__What is expected__
Count how many lines hold the string "this". Answer with that number and nothing more.

Source data
Start

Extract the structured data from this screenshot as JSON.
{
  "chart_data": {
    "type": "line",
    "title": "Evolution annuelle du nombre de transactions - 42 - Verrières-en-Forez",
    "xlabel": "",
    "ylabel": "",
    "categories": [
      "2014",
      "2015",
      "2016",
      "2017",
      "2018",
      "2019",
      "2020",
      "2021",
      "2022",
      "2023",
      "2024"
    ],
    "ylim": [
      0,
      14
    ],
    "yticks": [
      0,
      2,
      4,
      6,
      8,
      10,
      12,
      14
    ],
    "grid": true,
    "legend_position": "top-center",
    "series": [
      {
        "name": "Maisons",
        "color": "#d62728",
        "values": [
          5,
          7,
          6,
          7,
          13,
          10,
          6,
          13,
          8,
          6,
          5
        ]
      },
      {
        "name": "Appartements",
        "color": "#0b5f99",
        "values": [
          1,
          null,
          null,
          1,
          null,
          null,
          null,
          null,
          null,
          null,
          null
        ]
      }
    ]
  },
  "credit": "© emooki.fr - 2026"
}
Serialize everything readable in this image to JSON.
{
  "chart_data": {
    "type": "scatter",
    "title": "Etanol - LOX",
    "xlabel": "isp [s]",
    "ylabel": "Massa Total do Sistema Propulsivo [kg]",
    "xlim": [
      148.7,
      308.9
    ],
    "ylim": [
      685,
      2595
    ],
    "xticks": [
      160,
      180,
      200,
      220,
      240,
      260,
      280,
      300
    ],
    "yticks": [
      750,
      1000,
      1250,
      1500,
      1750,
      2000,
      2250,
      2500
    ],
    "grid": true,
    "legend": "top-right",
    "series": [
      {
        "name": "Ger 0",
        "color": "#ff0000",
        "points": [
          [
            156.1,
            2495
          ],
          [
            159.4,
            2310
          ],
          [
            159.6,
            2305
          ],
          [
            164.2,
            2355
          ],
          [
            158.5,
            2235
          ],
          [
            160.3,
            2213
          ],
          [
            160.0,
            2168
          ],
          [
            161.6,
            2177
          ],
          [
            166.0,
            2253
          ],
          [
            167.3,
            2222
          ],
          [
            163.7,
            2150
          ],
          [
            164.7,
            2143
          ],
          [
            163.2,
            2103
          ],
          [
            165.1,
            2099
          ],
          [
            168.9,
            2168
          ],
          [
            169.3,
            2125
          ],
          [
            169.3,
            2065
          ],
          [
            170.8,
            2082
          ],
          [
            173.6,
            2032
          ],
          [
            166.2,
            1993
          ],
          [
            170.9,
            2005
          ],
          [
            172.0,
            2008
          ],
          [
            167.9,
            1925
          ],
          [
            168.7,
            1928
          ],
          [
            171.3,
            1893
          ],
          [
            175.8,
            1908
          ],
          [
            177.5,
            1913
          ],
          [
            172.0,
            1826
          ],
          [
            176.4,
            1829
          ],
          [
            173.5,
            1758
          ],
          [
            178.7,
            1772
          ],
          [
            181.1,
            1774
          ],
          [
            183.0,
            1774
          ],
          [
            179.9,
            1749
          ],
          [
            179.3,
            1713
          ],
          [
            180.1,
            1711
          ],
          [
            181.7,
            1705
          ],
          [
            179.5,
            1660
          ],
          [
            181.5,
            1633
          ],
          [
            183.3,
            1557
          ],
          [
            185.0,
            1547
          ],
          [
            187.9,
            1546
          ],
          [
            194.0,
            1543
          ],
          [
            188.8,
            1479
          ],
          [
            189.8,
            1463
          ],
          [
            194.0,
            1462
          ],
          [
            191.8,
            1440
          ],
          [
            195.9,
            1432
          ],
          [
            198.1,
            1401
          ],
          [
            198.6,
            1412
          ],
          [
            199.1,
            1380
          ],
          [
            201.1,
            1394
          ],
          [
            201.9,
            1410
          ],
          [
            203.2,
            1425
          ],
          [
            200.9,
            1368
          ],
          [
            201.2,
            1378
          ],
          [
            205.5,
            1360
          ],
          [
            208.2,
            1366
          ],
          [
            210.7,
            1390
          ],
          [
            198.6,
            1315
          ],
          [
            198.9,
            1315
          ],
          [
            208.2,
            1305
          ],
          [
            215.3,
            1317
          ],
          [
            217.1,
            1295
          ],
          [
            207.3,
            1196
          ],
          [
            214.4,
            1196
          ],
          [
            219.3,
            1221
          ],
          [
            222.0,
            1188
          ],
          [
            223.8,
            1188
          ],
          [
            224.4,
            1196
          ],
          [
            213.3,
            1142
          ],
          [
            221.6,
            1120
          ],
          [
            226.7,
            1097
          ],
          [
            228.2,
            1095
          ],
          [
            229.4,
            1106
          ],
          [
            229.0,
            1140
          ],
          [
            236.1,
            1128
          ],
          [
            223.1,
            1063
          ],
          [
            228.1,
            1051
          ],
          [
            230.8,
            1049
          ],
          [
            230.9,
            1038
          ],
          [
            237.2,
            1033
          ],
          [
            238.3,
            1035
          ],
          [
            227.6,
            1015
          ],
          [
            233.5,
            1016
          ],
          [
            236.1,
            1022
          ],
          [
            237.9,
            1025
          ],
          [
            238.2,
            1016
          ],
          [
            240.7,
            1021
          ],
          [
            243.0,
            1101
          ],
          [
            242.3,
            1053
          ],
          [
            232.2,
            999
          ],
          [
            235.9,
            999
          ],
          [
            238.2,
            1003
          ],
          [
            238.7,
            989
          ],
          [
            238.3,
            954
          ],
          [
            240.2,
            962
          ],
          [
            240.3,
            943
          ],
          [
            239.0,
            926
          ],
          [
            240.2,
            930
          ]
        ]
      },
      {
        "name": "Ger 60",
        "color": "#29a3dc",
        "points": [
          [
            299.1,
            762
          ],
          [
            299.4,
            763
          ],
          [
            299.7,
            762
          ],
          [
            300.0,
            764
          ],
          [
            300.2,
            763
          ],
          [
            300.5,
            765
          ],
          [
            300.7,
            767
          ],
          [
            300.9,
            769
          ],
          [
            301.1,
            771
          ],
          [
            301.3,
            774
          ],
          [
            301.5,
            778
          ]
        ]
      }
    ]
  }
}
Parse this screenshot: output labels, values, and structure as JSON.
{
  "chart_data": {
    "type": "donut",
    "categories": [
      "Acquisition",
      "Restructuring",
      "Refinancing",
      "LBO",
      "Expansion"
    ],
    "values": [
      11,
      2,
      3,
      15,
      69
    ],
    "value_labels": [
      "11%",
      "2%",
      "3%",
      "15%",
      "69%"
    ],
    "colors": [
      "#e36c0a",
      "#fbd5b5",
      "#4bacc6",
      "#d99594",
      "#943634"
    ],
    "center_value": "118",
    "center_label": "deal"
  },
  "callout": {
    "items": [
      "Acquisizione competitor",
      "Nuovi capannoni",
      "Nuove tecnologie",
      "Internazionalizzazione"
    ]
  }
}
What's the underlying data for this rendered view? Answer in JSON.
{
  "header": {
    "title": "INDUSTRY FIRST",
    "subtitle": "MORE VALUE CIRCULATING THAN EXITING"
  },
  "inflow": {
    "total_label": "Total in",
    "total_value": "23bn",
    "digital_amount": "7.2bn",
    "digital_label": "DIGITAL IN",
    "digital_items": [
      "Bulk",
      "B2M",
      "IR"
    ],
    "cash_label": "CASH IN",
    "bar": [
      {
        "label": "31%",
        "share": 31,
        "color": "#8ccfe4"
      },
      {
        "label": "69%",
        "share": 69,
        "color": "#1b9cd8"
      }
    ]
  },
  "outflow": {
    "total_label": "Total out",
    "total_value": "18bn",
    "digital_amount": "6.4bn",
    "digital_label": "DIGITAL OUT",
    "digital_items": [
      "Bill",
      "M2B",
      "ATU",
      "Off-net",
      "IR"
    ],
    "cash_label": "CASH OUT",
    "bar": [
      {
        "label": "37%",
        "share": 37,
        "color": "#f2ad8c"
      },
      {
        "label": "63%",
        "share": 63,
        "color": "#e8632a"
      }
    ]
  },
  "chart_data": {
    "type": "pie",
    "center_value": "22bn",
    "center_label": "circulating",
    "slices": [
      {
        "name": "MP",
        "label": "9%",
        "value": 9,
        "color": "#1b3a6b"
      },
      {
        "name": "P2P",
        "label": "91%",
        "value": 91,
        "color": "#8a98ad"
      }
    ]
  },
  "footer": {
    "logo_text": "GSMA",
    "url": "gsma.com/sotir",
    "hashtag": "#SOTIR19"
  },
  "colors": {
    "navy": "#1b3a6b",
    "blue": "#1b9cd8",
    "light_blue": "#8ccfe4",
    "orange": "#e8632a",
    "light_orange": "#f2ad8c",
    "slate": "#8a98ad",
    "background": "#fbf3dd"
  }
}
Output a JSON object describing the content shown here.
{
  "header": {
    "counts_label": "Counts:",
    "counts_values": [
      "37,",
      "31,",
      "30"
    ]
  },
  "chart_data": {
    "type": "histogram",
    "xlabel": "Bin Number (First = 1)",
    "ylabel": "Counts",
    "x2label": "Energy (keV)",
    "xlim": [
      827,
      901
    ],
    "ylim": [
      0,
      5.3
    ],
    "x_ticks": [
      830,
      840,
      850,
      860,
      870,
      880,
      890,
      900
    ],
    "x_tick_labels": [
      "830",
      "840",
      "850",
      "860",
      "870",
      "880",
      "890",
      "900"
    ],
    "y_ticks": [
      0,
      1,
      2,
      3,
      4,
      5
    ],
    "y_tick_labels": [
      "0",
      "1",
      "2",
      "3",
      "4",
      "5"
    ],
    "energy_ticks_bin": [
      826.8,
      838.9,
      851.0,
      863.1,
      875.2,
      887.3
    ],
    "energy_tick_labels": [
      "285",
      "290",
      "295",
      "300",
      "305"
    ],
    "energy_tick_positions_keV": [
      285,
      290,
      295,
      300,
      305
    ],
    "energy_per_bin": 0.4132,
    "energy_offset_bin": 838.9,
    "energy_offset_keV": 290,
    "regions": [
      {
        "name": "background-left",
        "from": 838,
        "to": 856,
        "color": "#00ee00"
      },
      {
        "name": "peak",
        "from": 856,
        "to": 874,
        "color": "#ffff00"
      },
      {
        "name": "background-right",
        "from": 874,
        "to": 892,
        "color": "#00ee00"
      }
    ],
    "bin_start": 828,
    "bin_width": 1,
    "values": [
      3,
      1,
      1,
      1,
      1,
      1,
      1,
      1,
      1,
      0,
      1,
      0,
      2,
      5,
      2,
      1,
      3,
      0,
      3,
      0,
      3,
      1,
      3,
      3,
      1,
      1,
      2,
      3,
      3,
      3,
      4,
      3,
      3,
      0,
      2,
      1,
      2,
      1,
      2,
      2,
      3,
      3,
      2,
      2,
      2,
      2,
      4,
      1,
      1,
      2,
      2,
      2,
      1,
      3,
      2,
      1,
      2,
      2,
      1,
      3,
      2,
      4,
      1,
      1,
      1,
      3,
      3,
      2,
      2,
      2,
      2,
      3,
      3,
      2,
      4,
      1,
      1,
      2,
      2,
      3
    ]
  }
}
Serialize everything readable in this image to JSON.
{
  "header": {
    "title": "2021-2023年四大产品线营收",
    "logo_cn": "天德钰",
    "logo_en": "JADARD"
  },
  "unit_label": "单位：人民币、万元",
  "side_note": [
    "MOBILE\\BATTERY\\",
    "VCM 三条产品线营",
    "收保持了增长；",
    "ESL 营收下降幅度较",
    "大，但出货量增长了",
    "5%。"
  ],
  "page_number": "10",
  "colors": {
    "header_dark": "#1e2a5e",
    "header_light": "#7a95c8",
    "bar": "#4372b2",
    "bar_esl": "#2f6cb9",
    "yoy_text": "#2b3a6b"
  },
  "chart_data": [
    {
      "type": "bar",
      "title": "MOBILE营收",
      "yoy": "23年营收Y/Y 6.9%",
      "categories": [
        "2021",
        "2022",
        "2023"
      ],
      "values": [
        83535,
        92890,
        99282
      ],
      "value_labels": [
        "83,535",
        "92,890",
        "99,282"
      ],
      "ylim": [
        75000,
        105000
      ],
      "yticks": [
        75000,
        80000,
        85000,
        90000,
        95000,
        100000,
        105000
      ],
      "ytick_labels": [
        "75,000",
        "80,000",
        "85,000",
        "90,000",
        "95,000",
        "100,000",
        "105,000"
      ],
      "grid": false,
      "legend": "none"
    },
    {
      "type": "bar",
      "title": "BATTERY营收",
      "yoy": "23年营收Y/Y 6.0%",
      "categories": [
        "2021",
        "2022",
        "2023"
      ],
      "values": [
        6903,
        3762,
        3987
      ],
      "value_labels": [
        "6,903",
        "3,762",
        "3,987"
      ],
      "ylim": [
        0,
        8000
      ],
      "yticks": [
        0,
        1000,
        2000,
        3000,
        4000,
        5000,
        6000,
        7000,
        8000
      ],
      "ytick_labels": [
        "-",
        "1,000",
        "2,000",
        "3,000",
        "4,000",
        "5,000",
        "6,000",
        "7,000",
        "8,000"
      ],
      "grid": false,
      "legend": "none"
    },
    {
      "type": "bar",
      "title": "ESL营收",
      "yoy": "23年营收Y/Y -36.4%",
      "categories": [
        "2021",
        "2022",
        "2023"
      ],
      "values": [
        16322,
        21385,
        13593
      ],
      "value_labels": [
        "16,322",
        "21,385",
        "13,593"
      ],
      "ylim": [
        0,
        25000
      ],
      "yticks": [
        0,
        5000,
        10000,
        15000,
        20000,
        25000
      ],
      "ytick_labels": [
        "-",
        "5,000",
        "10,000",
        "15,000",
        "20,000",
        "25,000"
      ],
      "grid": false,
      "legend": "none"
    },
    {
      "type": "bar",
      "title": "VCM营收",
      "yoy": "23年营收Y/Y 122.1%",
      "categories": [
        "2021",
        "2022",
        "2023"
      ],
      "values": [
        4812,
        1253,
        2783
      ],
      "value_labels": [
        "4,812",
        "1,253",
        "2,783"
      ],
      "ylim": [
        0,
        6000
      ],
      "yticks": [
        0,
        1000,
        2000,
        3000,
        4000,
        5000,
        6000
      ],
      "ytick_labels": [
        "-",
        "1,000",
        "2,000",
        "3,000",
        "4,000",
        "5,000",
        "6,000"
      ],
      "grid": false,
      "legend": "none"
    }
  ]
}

End

__Answer for the task__
5